WORK TO COMPLETE »
Find the string "glyph" in the entries and copy each line that has it.

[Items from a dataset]
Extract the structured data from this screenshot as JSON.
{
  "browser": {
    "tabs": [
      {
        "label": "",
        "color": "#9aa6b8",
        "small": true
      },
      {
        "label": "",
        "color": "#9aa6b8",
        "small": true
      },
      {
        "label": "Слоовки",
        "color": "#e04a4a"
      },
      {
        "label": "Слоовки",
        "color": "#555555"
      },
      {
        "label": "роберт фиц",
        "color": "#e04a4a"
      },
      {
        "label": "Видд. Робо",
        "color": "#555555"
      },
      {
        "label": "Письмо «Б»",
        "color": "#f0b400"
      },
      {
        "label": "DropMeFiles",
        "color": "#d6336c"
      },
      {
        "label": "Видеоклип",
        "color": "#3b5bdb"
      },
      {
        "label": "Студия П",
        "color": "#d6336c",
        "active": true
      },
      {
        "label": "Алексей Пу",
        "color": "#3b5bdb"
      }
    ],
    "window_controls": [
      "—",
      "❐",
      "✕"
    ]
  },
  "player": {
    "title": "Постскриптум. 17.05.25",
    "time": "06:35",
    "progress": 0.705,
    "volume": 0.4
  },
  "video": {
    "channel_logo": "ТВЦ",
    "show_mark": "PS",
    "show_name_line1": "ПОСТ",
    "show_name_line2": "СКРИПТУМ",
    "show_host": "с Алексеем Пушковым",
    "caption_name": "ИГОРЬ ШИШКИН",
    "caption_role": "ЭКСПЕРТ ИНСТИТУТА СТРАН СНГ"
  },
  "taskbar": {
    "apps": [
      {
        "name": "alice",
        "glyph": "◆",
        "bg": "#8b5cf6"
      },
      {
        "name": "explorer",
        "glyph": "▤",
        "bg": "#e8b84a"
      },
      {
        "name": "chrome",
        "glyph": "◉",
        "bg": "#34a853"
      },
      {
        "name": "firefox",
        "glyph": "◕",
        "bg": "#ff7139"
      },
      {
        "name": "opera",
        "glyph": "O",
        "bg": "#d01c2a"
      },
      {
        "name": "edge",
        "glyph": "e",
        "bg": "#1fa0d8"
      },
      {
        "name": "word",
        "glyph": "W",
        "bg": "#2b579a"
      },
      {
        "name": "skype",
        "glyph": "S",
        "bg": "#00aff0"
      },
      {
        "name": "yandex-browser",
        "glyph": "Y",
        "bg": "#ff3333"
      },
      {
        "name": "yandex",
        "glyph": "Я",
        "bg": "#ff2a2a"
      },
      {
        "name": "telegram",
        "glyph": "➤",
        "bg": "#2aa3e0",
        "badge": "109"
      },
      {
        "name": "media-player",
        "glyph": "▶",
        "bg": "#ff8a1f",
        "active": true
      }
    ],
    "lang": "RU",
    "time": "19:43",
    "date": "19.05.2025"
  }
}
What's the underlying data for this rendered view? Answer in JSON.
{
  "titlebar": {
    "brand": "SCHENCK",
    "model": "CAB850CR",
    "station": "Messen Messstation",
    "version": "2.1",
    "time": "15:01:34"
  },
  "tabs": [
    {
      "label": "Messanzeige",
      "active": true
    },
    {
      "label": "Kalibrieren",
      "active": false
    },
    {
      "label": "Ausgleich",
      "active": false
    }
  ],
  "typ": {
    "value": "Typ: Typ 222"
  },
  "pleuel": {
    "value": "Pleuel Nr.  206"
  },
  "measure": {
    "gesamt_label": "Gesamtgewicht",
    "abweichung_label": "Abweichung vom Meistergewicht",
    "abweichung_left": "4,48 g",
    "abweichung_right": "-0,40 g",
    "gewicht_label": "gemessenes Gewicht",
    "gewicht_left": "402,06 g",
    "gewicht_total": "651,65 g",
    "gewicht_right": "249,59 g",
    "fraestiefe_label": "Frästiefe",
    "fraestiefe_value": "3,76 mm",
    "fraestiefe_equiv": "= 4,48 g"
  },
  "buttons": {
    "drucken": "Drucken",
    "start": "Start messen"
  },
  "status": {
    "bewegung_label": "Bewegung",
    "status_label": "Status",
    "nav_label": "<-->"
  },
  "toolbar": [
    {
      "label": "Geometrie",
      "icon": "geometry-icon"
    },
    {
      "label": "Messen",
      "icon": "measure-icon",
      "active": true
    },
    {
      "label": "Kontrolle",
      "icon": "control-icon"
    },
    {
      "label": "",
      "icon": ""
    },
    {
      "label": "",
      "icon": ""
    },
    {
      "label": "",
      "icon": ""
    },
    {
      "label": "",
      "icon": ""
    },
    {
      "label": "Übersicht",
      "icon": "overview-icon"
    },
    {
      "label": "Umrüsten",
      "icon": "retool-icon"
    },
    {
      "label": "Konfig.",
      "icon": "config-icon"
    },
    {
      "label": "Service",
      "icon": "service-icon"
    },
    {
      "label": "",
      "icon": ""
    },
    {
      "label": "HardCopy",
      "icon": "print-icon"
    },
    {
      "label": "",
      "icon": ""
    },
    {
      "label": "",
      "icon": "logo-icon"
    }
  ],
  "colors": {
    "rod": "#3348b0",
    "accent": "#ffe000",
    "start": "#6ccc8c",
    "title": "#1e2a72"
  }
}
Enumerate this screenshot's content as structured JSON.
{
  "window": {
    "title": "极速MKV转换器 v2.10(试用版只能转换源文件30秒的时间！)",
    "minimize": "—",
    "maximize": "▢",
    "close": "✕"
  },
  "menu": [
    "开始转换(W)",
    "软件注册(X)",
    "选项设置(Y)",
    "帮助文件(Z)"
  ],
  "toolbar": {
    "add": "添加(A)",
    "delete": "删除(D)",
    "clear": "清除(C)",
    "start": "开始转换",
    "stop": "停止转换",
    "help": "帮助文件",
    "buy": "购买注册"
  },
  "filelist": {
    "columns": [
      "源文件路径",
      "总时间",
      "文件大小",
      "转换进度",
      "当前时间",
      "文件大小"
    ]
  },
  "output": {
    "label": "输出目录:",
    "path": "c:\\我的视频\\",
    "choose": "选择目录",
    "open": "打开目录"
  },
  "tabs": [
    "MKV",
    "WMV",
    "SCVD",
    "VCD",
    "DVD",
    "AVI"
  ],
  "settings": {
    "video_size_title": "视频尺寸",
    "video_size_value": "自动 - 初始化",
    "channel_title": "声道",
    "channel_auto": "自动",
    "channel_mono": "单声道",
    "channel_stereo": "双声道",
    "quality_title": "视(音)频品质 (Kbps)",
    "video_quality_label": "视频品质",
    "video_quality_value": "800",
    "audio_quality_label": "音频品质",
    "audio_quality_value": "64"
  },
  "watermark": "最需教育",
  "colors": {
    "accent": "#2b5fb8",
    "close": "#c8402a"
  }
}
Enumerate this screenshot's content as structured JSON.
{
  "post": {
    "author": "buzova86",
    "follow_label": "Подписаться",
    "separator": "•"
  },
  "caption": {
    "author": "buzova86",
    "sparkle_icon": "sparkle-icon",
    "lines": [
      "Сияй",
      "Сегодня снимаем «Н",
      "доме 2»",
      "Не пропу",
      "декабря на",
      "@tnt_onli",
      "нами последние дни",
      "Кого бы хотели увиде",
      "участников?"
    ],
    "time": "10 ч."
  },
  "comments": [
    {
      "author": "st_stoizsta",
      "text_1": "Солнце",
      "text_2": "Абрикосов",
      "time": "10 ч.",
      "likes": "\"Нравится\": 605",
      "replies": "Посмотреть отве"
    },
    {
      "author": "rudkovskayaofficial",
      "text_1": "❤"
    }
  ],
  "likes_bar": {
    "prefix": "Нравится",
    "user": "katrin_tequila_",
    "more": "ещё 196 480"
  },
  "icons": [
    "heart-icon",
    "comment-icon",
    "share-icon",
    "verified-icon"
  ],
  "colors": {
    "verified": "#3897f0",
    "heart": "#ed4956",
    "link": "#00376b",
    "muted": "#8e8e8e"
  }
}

SOLUTION FOR THIS PROBLEM »
        "glyph": "◆",
        "glyph": "▤",
        "glyph": "◉",
        "glyph": "◕",
        "glyph": "O",
        "glyph": "e",
        "glyph": "W",
        "glyph": "S",
        "glyph": "Y",
        "glyph": "Я",
        "glyph": "➤",
        "glyph": "▶",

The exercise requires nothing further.